--- start of Supplied information ---

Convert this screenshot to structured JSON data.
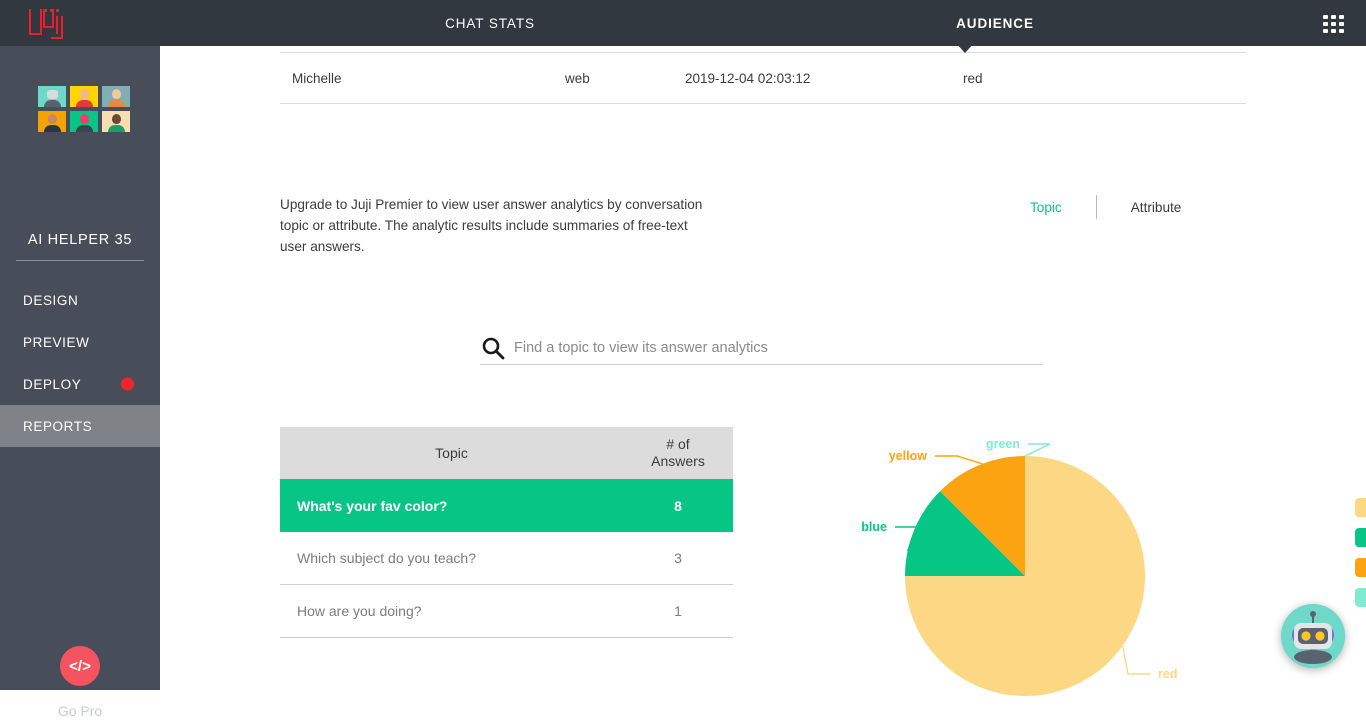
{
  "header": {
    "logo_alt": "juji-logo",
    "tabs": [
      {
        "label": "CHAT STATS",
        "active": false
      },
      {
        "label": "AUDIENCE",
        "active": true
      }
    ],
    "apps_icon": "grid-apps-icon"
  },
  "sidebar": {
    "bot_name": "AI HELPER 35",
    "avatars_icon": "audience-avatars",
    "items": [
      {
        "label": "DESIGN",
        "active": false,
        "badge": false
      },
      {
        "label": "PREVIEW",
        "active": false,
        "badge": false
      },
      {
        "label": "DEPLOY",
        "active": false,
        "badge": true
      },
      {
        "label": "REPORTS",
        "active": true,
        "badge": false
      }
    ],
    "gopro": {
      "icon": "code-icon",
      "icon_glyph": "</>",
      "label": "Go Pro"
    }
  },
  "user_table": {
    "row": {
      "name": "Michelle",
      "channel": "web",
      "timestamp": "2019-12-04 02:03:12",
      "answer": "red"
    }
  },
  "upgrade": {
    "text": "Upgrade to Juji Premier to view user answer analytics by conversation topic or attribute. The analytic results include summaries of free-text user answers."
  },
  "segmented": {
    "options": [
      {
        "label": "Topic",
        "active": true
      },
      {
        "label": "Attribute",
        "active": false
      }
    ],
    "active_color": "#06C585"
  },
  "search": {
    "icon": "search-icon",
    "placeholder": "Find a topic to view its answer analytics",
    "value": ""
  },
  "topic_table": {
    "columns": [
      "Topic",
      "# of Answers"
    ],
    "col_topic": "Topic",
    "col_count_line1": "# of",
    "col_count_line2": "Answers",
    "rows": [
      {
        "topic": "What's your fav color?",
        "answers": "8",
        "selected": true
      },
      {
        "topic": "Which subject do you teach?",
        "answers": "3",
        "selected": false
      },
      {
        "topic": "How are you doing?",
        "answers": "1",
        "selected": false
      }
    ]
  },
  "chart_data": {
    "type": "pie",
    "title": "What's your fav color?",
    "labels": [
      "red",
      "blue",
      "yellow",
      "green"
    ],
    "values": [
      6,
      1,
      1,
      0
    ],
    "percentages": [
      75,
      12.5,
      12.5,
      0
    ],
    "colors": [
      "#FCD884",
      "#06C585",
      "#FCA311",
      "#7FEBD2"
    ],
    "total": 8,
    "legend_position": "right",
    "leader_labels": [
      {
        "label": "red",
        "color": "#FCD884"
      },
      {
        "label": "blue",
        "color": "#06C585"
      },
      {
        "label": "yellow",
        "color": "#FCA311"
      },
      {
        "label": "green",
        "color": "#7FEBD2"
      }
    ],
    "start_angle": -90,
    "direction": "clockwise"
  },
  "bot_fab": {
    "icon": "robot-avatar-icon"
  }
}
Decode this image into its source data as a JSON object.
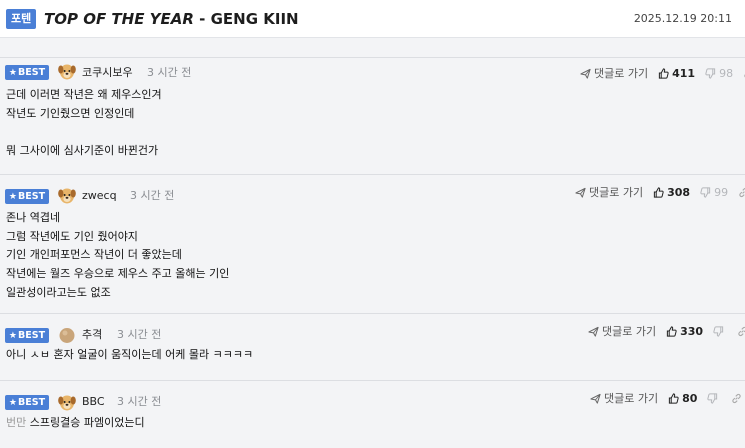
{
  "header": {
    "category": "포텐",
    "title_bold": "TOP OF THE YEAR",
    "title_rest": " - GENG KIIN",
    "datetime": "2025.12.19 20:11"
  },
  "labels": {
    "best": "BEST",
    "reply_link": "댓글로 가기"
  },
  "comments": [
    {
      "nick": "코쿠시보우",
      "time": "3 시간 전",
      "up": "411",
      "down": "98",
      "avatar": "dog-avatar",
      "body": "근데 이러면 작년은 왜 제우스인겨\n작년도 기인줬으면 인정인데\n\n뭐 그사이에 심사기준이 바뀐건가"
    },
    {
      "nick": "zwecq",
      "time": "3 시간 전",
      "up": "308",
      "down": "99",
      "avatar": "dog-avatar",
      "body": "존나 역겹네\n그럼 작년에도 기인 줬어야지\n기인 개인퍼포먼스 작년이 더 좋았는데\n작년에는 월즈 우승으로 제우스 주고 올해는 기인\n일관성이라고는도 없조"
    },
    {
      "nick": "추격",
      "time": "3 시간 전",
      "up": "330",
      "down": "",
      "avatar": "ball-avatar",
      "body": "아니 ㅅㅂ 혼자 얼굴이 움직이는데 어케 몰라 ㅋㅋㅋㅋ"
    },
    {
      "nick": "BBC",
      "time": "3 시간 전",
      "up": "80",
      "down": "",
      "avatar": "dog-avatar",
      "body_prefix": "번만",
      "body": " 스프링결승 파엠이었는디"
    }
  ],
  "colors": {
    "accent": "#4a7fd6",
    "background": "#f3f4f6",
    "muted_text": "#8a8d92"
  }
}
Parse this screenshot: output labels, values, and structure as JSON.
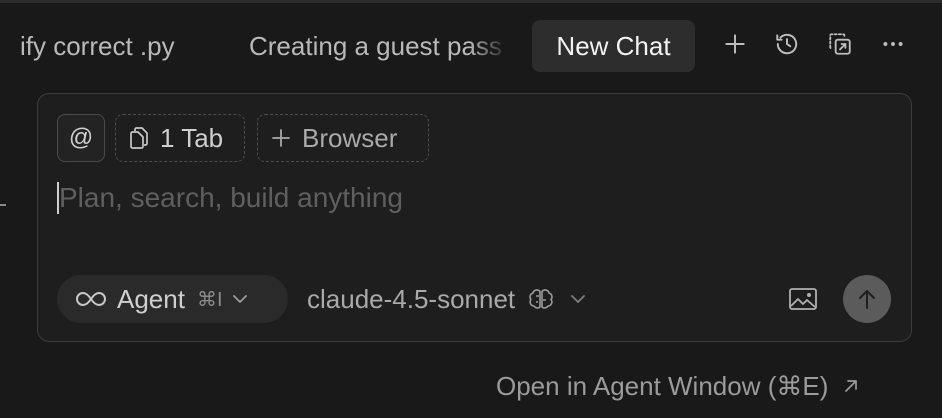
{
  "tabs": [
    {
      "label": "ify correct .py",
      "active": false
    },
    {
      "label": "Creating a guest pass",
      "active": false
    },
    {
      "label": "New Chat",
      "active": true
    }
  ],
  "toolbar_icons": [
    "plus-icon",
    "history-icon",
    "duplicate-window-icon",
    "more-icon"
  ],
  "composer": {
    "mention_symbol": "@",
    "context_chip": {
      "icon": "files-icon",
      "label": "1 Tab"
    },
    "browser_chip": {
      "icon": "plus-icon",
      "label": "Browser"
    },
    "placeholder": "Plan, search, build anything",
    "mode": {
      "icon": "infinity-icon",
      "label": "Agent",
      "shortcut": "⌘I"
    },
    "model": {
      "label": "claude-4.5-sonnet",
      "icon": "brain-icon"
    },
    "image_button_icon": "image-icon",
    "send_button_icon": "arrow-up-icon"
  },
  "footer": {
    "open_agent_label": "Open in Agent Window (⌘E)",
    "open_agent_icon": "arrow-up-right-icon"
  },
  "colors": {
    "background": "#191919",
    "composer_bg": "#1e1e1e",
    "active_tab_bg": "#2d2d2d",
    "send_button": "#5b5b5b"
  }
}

--- end of Supplied information ---

In your copy of the records, include no pictures; repeat everything else exactly.

_Exercise result_.
Convert this screenshot to structured JSON data.
{
  "header": {
    "logo_alt": "juji-logo",
    "tabs": [
      {
        "label": "CHAT STATS",
        "active": false
      },
      {
        "label": "AUDIENCE",
        "active": true
      }
    ],
    "apps_icon": "grid-apps-icon"
  },
  "sidebar": {
    "bot_name": "AI HELPER 35",
    "avatars_icon": "audience-avatars",
    "items": [
      {
        "label": "DESIGN",
        "active": false,
        "badge": false
      },
      {
        "label": "PREVIEW",
        "active": false,
        "badge": false
      },
      {
        "label": "DEPLOY",
        "active": false,
        "badge": true
      },
      {
        "label": "REPORTS",
        "active": true,
        "badge": false
      }
    ],
    "gopro": {
      "icon": "code-icon",
      "icon_glyph": "</>",
      "label": "Go Pro"
    }
  },
  "user_table": {
    "row": {
      "name": "Michelle",
      "channel": "web",
      "timestamp": "2019-12-04 02:03:12",
      "answer": "red"
    }
  },
  "upgrade": {
    "text": "Upgrade to Juji Premier to view user answer analytics by conversation topic or attribute. The analytic results include summaries of free-text user answers."
  },
  "segmented": {
    "options": [
      {
        "label": "Topic",
        "active": true
      },
      {
        "label": "Attribute",
        "active": false
      }
    ],
    "active_color": "#06C585"
  },
  "search": {
    "icon": "search-icon",
    "placeholder": "Find a topic to view its answer analytics",
    "value": ""
  },
  "topic_table": {
    "columns": [
      "Topic",
      "# of Answers"
    ],
    "col_topic": "Topic",
    "col_count_line1": "# of",
    "col_count_line2": "Answers",
    "rows": [
      {
        "topic": "What's your fav color?",
        "answers": "8",
        "selected": true
      },
      {
        "topic": "Which subject do you teach?",
        "answers": "3",
        "selected": false
      },
      {
        "topic": "How are you doing?",
        "answers": "1",
        "selected": false
      }
    ]
  },
  "chart_data": {
    "type": "pie",
    "title": "What's your fav color?",
    "labels": [
      "red",
      "blue",
      "yellow",
      "green"
    ],
    "values": [
      6,
      1,
      1,
      0
    ],
    "percentages": [
      75,
      12.5,
      12.5,
      0
    ],
    "colors": [
      "#FCD884",
      "#06C585",
      "#FCA311",
      "#7FEBD2"
    ],
    "total": 8,
    "legend_position": "right",
    "leader_labels": [
      {
        "label": "red",
        "color": "#FCD884"
      },
      {
        "label": "blue",
        "color": "#06C585"
      },
      {
        "label": "yellow",
        "color": "#FCA311"
      },
      {
        "label": "green",
        "color": "#7FEBD2"
      }
    ],
    "start_angle": -90,
    "direction": "clockwise"
  },
  "bot_fab": {
    "icon": "robot-avatar-icon"
  }
}
Decode this image into its source data as a JSON object.
{
  "header": {
    "category": "포텐",
    "title_bold": "TOP OF THE YEAR",
    "title_rest": " - GENG KIIN",
    "datetime": "2025.12.19 20:11"
  },
  "labels": {
    "best": "BEST",
    "reply_link": "댓글로 가기"
  },
  "comments": [
    {
      "nick": "코쿠시보우",
      "time": "3 시간 전",
      "up": "411",
      "down": "98",
      "avatar": "dog-avatar",
      "body": "근데 이러면 작년은 왜 제우스인겨\n작년도 기인줬으면 인정인데\n\n뭐 그사이에 심사기준이 바뀐건가"
    },
    {
      "nick": "zwecq",
      "time": "3 시간 전",
      "up": "308",
      "down": "99",
      "avatar": "dog-avatar",
      "body": "존나 역겹네\n그럼 작년에도 기인 줬어야지\n기인 개인퍼포먼스 작년이 더 좋았는데\n작년에는 월즈 우승으로 제우스 주고 올해는 기인\n일관성이라고는도 없조"
    },
    {
      "nick": "추격",
      "time": "3 시간 전",
      "up": "330",
      "down": "",
      "avatar": "ball-avatar",
      "body": "아니 ㅅㅂ 혼자 얼굴이 움직이는데 어케 몰라 ㅋㅋㅋㅋ"
    },
    {
      "nick": "BBC",
      "time": "3 시간 전",
      "up": "80",
      "down": "",
      "avatar": "dog-avatar",
      "body_prefix": "번만",
      "body": " 스프링결승 파엠이었는디"
    }
  ],
  "colors": {
    "accent": "#4a7fd6",
    "background": "#f3f4f6",
    "muted_text": "#8a8d92"
  }
}
Parse this screenshot: output labels, values, and structure as JSON.
{
  "tabs": [
    {
      "label": "ify correct .py",
      "active": false
    },
    {
      "label": "Creating a guest pass",
      "active": false
    },
    {
      "label": "New Chat",
      "active": true
    }
  ],
  "toolbar_icons": [
    "plus-icon",
    "history-icon",
    "duplicate-window-icon",
    "more-icon"
  ],
  "composer": {
    "mention_symbol": "@",
    "context_chip": {
      "icon": "files-icon",
      "label": "1 Tab"
    },
    "browser_chip": {
      "icon": "plus-icon",
      "label": "Browser"
    },
    "placeholder": "Plan, search, build anything",
    "mode": {
      "icon": "infinity-icon",
      "label": "Agent",
      "shortcut": "⌘I"
    },
    "model": {
      "label": "claude-4.5-sonnet",
      "icon": "brain-icon"
    },
    "image_button_icon": "image-icon",
    "send_button_icon": "arrow-up-icon"
  },
  "footer": {
    "open_agent_label": "Open in Agent Window (⌘E)",
    "open_agent_icon": "arrow-up-right-icon"
  },
  "colors": {
    "background": "#191919",
    "composer_bg": "#1e1e1e",
    "active_tab_bg": "#2d2d2d",
    "send_button": "#5b5b5b"
  }
}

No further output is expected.